* start Article *
Hi @roberting , it definitely is possible, and by a few different ways.

Do you have sample data and can you show us what you tried?

roberting · April 5, 2022, 7:17pm

Hi @bruno29a ,

this is difficult to explain, and I don’t have a workflow for that problem right now, but I have layed out the background in my previous post: compare the uniqueness of two value columns per class

I need to differentiate between product variants by their features (columns of technical data), and I am tasked to use a) as many many features as needed, but b) as few as possible.
I have implemented everything to achieve a) (see the other post mentioned, that workflow is too complex to post), but now i need to optimize and reduce.

the hint of @elsamuel in that thread brought me to the idea to use the Linear Correlation node on my columns of product features, which gives me a list of column pairs with their correlation value (see example below).
I filter this list to get the pairs with high correlation and want to use that list as a dictionary to sort out and replace “redundant” features from my variant axis (keep only one column of these that closely correlate) .

First column	Second column	Correlation Value	p	df
diameter_d1_max	diameter_d2_max	0.9875020661420031	0.0	87
diameter_d1_max	diameter_d2_min	0.9791718455122758	0.0	87
diameter_d1_min	diameter_d1_max	0.9981497249228584	0.0	158
diameter_d1_min	diameter_d2_max	0.9940460340862238	0.0	87
diameter_d1_min	diameter_d2_min	0.9892210896098003	0.0	87
diameter_d2_min	diameter_d2_max	0.9983489385188768	0.0	87
diameter_outer	diameter_inner	0.9954515453015725	0.0	28

So I thought of using that list as a dictionary on an array of my column names to say i.e.:
“If there is a value in column 'diameter_d1_max’, the I don’t need the column ‘diameter_d2_max’, because it likely doesn’t contribute to further differentiation of the product variants”

This way I would shrink the array (or list) of column names, and this list will finally become concatenated to a string that defines the product model in the receiving system; however, this is technically limited to a maximum of 5 features (or columns) per variant dimension axis.

By the way, once that works, I will have to think some mechanism to priorize which features to keep and which ones to drop in case of redundancy, but that comes later.

Thanks !

duristef · April 5, 2022, 10:32pm

@roberting Maybe I’m completely wrong, but your problem sounds to me like the opposite of an anonymization one. If I understand correctly, you are looking for the (minimum) subset of attributes which maximizes the differentiation between products. Subsets of this kind are called “quasi-identifiers”, because they can distinguish most of the items (whereas a key uniquely identifies each item). If the number of attributes (columns) is not very high you could try the Anonimity Assessment Node (part of the Redfield Privacy Nodes). It calculates Distinction and Separation for each possible combination of attributes (i.e. subset). If you have k columns, that means nearly 2^(k+1) calculations, so you’d better keep the number of columns (and rows) involved in the calculation to a minimum. If you sort the resulting table by Separation (descending) and number of attributes in the subset (ascending) you can select the subset(s) with the highest Separation and the lowest number of attributes.
* end Article *
* start Dataset excerpts *
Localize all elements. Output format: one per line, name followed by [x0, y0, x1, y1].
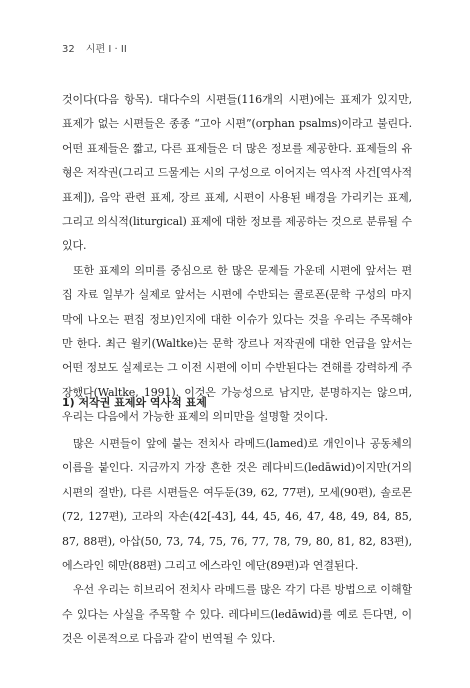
running-head [62, 40, 127, 55]
section-heading: 1) 저작권 표제와 역사적 표제 [62, 396, 207, 409]
page-number: 32 [62, 44, 75, 55]
body-text [62, 88, 412, 430]
running-head-title: 시편 I · II [85, 44, 127, 55]
body-text-section [62, 432, 412, 652]
paragraph: 많은 시편들이 앞에 붙는 전치사 라메드(lamed)로 개인이나 공동체의 이름을 붙인다. 지금까지 가장 흔한 것은 레다비드(ledāwid)이지만(거의 시편의 절반), 다른 시편들은 여두둔(39, 62, 77편), 모세(90편), 솔로몬(72, 127편), 고라의 자손(42[-43], 44, 45, 46, 47, 48, 49, 84, 85, 87, 88편), 아삽(50, 73, 74, 75, 76, 77, 78, 79, 80, 81, 82, 83편), 에스라인 헤만(88편) 그리고 에스라인 에단(89편)과 연결된다. [62, 437, 412, 573]
paragraph: 것이다(다음 항목). 대다수의 시편들(116개의 시편)에는 표제가 있지만, 표제가 없는 시편들은 종종 “고아 시편”(orphan psalms)이라고 불린다. 어떤 표제들은 짧고, 다른 표제들은 더 많은 정보를 제공한다. 표제들의 유형은 저작권(그리고 드물게는 시의 구성으로 이어지는 역사적 사건[역사적 표제]), 음악 관련 표제, 장르 표제, 시편이 사용된 배경을 가리키는 표제, 그리고 의식적(liturgical) 표제에 대한 정보를 제공하는 것으로 분류될 수 있다. [62, 93, 412, 253]
paragraph: 또한 표제의 의미를 중심으로 한 많은 문제들 가운데 시편에 앞서는 편집 자료 일부가 실제로 앞서는 시편에 수반되는 콜로폰(문학 구성의 마지막에 나오는 편집 정보)인지에 대한 이슈가 있다는 것을 우리는 주목해야만 한다. 최근 윌키(Waltke)는 문학 장르나 저작권에 대한 언급을 앞서는 어떤 정보도 실제로는 그 이전 시편에 이미 수반된다는 견해를 강력하게 주장했다(Waltke, 1991). 이것은 가능성으로 남지만, 분명하지는 않으며, 우리는 다음에서 가능한 표제의 의미만을 설명할 것이다. [62, 263, 412, 424]
paragraph: 우선 우리는 히브리어 전치사 라메드를 많은 각기 다른 방법으로 이해할 수 있다는 사실을 주목할 수 있다. 레다비드(ledāwid)를 예로 든다면, 이것은 이론적으로 다음과 같이 번역될 수 있다. [62, 583, 412, 646]
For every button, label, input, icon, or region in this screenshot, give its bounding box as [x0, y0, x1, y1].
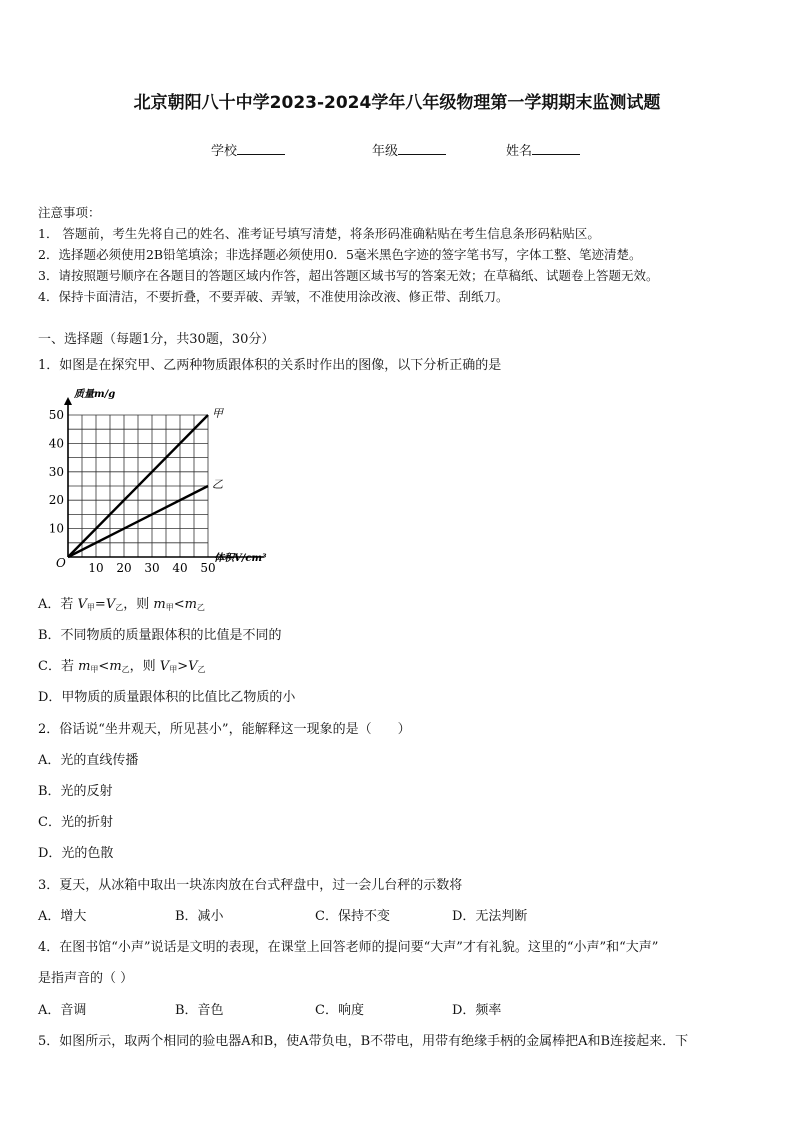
* end Dataset excerpts *
What to work on:
[A] According to the forum thread, why should the number of columns and rows be kept small when using the Anonimity Assessment Node?
[B] Name every distinct column that appears in the correlation table in the forum thread.
[C] In the forum thread, what term is used for subsets of attributes that can distinguish most of the items?
The records have nothing to do with the forum thread.

Replies:
[A] The node calculates Distinction and Separation for every possible combination of attributes. With k columns, that comes to nearly 2^(k+1) calculations.

[B] diameter_d1_max, diameter_d2_max, diameter_d2_min, diameter_d1_min, diameter_outer, diameter_inner

[C] Quasi-identifiers.